= Work required =
In the listing below, identify each line with the word "title" and return those lines.
>>>
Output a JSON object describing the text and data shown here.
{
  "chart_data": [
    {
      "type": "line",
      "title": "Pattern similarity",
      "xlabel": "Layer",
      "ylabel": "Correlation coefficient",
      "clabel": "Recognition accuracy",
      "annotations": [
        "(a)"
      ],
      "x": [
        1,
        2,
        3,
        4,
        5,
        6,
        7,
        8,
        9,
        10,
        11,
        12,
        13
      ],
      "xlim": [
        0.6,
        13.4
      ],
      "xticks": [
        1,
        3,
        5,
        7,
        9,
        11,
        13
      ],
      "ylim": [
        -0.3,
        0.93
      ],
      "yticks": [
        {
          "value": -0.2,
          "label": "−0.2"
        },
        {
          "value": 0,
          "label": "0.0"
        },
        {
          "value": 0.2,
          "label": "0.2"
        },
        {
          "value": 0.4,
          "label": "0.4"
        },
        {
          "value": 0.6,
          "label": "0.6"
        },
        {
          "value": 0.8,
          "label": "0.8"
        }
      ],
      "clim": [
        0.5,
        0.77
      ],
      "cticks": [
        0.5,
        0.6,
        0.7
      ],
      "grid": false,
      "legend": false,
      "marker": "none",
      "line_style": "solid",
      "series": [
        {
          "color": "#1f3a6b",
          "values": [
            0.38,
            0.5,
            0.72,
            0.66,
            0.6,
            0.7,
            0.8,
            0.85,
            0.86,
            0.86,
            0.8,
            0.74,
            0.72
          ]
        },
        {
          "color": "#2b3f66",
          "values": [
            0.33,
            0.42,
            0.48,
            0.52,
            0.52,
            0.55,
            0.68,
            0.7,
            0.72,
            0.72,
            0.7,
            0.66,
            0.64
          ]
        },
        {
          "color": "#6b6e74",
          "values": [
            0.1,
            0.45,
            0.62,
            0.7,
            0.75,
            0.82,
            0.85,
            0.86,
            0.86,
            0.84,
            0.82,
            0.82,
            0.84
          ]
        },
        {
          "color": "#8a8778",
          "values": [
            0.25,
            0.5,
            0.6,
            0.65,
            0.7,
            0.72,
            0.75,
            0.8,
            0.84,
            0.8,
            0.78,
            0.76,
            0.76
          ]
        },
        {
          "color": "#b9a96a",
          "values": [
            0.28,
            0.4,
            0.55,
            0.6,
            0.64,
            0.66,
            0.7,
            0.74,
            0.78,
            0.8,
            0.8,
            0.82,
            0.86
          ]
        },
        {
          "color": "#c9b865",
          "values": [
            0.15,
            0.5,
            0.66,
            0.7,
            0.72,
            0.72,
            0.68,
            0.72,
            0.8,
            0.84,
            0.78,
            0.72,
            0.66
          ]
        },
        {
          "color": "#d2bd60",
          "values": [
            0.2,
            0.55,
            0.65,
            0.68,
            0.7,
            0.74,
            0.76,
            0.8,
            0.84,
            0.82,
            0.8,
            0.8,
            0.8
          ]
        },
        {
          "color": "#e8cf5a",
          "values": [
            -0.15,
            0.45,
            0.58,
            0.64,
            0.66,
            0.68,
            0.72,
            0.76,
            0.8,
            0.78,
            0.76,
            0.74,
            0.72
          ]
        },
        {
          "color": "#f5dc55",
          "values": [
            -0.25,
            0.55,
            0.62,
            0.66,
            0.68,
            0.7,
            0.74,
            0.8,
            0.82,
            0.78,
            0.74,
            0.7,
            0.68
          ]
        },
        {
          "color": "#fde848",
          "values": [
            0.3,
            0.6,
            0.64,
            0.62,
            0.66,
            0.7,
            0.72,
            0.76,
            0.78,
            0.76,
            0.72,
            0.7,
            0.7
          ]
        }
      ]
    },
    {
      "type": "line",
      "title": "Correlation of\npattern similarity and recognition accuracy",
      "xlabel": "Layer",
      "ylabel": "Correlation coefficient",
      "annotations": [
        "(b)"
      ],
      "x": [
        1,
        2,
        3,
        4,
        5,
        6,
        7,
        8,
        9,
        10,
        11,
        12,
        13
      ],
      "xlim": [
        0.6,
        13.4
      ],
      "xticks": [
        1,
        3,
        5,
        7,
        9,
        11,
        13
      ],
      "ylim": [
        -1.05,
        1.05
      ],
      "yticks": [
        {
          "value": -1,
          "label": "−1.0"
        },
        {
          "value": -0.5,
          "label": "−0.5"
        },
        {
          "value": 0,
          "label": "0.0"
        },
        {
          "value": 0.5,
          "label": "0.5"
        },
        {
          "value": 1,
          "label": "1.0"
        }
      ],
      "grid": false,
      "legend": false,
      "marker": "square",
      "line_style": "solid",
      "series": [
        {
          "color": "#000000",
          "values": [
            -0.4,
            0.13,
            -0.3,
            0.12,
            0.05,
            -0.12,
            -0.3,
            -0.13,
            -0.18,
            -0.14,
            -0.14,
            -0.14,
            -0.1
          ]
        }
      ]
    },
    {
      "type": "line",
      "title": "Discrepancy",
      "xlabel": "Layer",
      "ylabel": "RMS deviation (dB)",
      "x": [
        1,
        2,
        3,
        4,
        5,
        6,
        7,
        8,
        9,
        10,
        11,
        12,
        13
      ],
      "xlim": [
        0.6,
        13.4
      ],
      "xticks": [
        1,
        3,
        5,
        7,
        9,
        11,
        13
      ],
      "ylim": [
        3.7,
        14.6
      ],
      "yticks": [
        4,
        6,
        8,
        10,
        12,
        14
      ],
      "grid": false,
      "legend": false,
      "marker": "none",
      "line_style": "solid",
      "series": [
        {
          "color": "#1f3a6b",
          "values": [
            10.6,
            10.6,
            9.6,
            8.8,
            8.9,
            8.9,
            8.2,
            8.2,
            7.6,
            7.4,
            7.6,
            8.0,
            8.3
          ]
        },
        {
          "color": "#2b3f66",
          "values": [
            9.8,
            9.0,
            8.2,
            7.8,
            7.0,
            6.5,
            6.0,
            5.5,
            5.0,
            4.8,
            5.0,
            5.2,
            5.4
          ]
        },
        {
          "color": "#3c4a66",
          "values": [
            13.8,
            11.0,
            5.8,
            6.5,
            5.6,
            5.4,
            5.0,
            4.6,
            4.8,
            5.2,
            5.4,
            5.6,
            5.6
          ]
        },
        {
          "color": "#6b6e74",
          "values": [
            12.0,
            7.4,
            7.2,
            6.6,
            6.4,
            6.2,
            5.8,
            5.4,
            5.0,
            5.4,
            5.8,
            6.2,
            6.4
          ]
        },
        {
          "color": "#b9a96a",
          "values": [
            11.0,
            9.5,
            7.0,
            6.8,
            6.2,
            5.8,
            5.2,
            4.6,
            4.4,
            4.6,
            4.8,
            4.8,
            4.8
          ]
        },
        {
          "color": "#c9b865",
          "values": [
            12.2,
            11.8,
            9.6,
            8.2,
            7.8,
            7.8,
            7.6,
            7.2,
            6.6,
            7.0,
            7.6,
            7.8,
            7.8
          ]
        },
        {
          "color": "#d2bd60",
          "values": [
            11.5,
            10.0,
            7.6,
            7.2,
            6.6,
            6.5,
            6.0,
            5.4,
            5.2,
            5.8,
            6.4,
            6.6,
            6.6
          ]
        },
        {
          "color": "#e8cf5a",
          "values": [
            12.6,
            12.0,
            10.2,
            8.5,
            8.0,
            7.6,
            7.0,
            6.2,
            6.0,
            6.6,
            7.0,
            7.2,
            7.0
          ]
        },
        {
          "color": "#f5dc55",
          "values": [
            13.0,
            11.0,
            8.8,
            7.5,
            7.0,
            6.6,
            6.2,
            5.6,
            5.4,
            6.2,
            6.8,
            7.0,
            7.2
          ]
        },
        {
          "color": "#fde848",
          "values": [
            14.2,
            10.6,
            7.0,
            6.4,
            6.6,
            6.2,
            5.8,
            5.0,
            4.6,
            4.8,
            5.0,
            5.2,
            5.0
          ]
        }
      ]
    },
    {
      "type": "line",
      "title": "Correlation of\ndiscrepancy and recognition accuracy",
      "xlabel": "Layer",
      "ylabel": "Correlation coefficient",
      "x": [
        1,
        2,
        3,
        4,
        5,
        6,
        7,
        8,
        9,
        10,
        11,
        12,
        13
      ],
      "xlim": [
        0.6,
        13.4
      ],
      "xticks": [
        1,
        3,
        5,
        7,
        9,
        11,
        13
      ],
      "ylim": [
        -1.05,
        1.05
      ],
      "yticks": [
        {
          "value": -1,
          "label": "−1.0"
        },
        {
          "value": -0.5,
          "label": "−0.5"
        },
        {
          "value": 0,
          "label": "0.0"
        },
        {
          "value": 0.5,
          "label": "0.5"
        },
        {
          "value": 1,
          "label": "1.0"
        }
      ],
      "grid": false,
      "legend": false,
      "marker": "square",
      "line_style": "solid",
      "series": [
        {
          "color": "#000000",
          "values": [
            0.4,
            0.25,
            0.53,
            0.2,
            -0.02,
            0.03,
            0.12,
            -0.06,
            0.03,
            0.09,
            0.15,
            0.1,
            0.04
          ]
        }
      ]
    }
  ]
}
<<<
= Output below =
      "title": "Pattern similarity",
      "title": "Correlation of\npattern similarity and recognition accuracy",
      "title": "Discrepancy",
      "title": "Correlation of\ndiscrepancy and recognition accuracy",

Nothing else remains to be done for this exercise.